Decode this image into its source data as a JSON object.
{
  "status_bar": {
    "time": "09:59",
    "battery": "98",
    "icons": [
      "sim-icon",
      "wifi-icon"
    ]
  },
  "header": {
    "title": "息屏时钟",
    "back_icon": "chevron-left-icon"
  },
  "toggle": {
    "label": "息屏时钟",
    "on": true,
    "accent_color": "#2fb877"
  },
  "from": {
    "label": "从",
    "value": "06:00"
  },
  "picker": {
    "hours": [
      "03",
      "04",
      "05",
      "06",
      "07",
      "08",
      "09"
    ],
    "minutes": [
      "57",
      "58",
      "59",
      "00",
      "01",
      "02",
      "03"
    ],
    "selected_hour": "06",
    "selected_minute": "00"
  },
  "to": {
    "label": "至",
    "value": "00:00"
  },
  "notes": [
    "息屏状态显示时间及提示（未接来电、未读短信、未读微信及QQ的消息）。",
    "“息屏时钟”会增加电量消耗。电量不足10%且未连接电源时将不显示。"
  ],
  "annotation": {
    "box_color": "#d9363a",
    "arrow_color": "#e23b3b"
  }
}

Task details =
Make an exact copy of the material above.

Expected answer =
Decode this image into its source data as a JSON object.
{
  "status_bar": {
    "time": "09:59",
    "battery": "98",
    "icons": [
      "sim-icon",
      "wifi-icon"
    ]
  },
  "header": {
    "title": "息屏时钟",
    "back_icon": "chevron-left-icon"
  },
  "toggle": {
    "label": "息屏时钟",
    "on": true,
    "accent_color": "#2fb877"
  },
  "from": {
    "label": "从",
    "value": "06:00"
  },
  "picker": {
    "hours": [
      "03",
      "04",
      "05",
      "06",
      "07",
      "08",
      "09"
    ],
    "minutes": [
      "57",
      "58",
      "59",
      "00",
      "01",
      "02",
      "03"
    ],
    "selected_hour": "06",
    "selected_minute": "00"
  },
  "to": {
    "label": "至",
    "value": "00:00"
  },
  "notes": [
    "息屏状态显示时间及提示（未接来电、未读短信、未读微信及QQ的消息）。",
    "“息屏时钟”会增加电量消耗。电量不足10%且未连接电源时将不显示。"
  ],
  "annotation": {
    "box_color": "#d9363a",
    "arrow_color": "#e23b3b"
  }
}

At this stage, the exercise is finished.